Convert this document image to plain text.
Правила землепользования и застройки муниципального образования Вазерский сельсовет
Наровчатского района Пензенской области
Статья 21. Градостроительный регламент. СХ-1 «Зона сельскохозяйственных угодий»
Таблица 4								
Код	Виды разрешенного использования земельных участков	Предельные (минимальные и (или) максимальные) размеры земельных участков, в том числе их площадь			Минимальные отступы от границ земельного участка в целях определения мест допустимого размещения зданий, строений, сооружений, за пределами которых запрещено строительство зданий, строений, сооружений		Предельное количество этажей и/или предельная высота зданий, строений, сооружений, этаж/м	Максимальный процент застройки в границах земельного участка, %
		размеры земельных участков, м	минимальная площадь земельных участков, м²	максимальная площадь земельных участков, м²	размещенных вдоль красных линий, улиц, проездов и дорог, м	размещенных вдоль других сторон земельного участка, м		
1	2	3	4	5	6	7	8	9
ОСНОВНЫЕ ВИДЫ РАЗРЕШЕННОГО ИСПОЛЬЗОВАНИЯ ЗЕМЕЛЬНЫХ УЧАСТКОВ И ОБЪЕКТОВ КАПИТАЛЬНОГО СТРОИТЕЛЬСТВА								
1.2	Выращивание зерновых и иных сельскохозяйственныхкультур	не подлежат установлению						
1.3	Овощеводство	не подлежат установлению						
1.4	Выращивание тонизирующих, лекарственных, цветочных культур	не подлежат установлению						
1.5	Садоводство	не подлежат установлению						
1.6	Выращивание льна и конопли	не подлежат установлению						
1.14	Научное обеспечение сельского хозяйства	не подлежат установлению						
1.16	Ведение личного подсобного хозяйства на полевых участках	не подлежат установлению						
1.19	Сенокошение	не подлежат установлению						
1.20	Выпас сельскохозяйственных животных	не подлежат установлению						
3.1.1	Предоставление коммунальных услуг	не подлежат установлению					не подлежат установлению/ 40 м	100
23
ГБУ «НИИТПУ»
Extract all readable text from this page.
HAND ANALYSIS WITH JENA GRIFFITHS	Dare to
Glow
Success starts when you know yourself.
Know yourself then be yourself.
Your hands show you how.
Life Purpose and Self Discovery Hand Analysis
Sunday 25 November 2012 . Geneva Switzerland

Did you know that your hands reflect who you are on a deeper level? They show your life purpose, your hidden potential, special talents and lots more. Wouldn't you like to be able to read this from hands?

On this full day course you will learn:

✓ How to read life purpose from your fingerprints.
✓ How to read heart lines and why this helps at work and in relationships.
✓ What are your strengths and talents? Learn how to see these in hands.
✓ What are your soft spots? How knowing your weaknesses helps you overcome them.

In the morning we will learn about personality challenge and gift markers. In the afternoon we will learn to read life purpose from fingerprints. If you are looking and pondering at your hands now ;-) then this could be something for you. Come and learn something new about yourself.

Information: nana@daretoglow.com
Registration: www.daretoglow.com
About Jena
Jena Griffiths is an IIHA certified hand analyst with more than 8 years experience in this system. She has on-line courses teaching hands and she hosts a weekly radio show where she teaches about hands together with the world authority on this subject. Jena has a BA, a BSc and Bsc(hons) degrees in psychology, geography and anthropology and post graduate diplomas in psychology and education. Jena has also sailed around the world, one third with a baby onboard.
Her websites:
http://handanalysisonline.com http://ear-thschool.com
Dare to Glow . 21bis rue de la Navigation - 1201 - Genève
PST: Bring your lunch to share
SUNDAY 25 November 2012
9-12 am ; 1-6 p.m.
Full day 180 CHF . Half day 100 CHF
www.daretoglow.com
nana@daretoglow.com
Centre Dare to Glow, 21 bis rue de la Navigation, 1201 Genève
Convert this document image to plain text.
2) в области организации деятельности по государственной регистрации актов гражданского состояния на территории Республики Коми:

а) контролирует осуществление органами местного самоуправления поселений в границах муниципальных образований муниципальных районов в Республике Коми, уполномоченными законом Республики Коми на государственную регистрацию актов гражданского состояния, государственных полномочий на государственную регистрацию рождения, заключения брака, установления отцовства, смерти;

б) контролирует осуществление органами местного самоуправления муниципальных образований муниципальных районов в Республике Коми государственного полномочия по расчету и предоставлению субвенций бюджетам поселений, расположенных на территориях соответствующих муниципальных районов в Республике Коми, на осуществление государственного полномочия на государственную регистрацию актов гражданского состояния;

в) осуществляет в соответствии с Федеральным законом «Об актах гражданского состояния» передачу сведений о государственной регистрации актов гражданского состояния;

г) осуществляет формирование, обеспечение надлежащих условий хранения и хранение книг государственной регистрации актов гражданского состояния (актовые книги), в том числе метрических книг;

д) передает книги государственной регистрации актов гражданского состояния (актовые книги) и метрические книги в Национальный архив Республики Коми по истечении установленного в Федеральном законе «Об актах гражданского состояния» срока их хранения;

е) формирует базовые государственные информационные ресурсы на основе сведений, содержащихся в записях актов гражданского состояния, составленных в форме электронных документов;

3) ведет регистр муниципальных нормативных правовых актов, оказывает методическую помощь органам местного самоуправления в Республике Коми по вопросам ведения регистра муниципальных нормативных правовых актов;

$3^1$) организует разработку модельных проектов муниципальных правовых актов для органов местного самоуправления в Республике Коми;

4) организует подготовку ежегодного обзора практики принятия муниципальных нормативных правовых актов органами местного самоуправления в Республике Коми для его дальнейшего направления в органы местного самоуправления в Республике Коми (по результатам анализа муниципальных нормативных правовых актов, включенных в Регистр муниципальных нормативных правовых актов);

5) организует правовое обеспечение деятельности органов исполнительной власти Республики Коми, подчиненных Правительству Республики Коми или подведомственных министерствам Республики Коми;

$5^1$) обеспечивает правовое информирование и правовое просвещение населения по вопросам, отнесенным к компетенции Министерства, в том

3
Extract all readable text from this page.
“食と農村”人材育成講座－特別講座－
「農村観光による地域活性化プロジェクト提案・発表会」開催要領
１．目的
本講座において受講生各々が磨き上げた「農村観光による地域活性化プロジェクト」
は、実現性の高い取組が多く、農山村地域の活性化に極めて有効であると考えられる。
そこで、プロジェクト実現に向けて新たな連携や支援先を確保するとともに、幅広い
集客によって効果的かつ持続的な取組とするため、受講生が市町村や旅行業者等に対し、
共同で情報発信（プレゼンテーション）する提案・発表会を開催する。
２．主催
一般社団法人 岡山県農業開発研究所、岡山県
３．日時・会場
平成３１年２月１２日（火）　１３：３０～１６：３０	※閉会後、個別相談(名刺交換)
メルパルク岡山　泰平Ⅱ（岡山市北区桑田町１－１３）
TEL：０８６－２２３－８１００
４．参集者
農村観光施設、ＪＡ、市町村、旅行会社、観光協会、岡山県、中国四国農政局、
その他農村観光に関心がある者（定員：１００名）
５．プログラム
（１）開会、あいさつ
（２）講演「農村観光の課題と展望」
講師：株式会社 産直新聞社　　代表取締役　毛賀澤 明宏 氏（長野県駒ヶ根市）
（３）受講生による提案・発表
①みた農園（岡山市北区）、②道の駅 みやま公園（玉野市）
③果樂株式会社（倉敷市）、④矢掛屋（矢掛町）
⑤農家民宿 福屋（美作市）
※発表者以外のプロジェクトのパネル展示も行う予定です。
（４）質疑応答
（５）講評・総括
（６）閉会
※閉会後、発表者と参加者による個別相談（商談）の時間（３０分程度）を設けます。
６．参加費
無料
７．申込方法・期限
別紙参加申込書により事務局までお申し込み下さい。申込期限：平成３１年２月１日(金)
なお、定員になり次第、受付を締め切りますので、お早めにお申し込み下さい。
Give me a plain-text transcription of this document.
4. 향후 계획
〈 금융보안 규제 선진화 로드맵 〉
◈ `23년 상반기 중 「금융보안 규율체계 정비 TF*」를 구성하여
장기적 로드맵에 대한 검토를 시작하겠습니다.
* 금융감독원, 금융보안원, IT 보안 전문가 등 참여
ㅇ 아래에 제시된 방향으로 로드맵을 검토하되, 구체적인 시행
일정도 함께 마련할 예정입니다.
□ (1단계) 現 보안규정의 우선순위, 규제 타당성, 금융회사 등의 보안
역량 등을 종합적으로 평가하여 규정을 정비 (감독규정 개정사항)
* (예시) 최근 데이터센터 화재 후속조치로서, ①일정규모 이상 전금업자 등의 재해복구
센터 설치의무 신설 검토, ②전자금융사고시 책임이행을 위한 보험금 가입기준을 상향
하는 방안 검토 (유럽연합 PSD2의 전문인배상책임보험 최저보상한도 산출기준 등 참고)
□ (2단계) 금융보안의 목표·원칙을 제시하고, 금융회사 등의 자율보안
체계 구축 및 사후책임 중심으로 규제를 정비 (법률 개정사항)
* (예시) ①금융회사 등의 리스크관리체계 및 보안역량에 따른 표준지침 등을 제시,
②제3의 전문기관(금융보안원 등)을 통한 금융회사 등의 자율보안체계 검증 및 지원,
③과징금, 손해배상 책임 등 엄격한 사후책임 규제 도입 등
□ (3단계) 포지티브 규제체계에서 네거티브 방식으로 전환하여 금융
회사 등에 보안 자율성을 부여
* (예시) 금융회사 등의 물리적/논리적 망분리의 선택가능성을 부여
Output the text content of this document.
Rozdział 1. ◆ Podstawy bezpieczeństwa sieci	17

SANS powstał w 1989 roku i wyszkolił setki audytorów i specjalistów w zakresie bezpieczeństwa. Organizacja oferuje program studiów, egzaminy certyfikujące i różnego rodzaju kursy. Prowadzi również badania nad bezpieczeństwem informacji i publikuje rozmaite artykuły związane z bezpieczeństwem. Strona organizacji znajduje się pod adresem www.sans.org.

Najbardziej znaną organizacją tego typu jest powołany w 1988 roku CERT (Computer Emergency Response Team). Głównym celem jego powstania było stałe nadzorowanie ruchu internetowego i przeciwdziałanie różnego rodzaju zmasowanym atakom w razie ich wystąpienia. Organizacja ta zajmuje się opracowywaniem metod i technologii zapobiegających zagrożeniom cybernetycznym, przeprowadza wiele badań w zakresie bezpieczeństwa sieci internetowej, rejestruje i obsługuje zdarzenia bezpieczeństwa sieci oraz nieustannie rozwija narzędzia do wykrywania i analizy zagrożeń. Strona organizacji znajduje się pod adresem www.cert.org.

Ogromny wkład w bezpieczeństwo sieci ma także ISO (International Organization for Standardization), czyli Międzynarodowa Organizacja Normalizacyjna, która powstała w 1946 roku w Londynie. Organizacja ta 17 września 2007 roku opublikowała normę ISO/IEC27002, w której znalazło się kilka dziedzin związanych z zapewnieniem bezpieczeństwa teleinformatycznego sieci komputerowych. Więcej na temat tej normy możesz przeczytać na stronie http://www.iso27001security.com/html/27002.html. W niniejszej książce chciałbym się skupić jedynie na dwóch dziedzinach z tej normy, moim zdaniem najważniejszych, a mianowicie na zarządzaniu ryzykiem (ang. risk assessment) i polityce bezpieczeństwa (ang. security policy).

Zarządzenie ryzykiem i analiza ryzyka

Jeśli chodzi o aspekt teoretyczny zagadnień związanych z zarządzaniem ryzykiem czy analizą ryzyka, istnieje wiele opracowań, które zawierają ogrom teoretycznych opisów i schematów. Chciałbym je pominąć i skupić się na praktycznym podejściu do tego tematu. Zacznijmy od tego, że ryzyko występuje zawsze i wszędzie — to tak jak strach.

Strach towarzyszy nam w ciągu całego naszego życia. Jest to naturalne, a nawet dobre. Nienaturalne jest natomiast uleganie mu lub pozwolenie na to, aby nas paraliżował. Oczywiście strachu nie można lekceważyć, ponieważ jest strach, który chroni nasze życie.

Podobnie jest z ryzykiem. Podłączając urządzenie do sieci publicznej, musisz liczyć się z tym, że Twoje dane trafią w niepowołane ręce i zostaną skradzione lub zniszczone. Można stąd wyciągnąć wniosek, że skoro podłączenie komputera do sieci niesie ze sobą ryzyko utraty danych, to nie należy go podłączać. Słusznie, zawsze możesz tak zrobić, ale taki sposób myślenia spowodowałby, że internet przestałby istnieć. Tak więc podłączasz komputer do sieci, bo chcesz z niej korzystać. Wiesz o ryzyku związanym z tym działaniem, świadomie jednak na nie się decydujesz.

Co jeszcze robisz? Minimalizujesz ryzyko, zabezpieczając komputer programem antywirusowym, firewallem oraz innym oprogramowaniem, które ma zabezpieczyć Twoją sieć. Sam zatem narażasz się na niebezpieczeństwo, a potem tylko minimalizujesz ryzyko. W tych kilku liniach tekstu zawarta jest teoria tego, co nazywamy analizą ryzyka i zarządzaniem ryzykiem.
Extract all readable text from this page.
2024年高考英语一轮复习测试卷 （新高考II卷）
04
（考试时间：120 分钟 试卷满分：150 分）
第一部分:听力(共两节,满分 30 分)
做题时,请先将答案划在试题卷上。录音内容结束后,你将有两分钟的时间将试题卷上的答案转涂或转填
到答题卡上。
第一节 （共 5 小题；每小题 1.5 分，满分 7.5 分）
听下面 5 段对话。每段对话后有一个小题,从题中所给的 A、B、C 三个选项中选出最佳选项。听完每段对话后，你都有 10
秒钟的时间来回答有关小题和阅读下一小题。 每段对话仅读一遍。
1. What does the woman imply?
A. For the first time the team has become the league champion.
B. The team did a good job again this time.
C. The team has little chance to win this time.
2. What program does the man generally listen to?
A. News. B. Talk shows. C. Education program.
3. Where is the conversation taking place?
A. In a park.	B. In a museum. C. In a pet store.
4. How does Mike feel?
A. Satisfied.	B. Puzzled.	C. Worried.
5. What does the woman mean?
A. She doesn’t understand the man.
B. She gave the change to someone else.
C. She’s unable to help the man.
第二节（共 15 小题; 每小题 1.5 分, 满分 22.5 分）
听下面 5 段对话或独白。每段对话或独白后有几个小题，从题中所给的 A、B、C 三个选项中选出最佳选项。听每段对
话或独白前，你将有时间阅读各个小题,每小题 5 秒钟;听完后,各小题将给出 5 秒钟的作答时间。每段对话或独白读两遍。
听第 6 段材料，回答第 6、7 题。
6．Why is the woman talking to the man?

#### TASK PROMPT
From the entries, copy out each line containing the word "nana".

#### OUTPUT BELOW
Information: nana@daretoglow.com
nana@daretoglow.com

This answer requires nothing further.